------ TASK INPUT ------
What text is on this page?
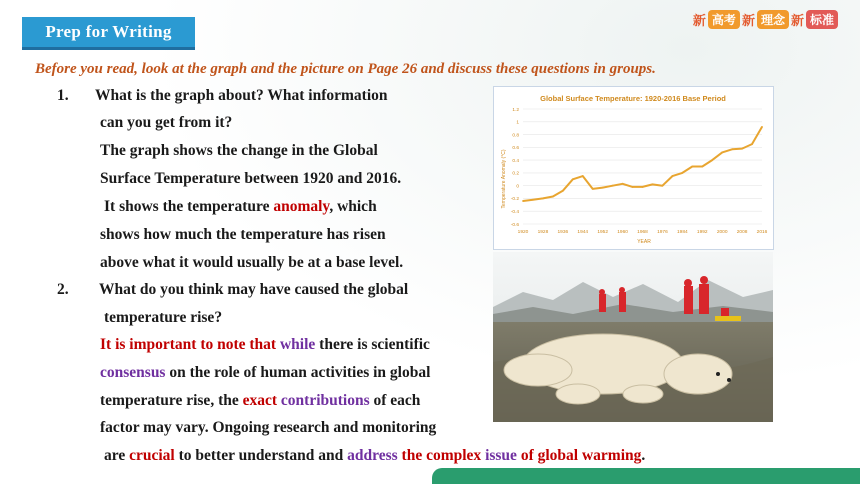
Prep for Writing
新 高考 新 理念 新 标准
Before you read, look at the graph and the picture on Page 26 and discuss these questions in groups.
1. What is the graph about? What information
can you get from it?
The graph shows the change in the Global
Surface Temperature between 1920 and 2016.
It shows the temperature anomaly, which
shows how much the temperature has risen
above what it would usually be at a base level.
2. What do you think may have caused the global
temperature rise?
It is important to note that while there is scientific
consensus on the role of human activities in global
temperature rise, the exact contributions of each
factor may vary. Ongoing research and monitoring
are crucial to better understand and address the complex issue of global warming.
Global Surface Temperature: 1920-2016 Base Period
Temperature Anomaly (°C)
YEAR
1.2
1
0.8
0.6
0.4
0.2
0
-0.2
-0.4
-0.6
1920 1928 1936 1944 1952 1960 1968 1976 1984 1992 2000 2008 2016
------
- [STATED TASK]
Return the listing above in full and without alteration, excluding its pictures.

- [FINISHED EXERCISE]
What text is on this page?
Prep for Writing
新 高考 新 理念 新 标准
Before you read, look at the graph and the picture on Page 26 and discuss these questions in groups.
1. What is the graph about? What information
can you get from it?
The graph shows the change in the Global
Surface Temperature between 1920 and 2016.
It shows the temperature anomaly, which
shows how much the temperature has risen
above what it would usually be at a base level.
2. What do you think may have caused the global
temperature rise?
It is important to note that while there is scientific
consensus on the role of human activities in global
temperature rise, the exact contributions of each
factor may vary. Ongoing research and monitoring
are crucial to better understand and address the complex issue of global warming.
Global Surface Temperature: 1920-2016 Base Period
Temperature Anomaly (°C)
YEAR
1.2
1
0.8
0.6
0.4
0.2
0
-0.2
-0.4
-0.6
1920 1928 1936 1944 1952 1960 1968 1976 1984 1992 2000 2008 2016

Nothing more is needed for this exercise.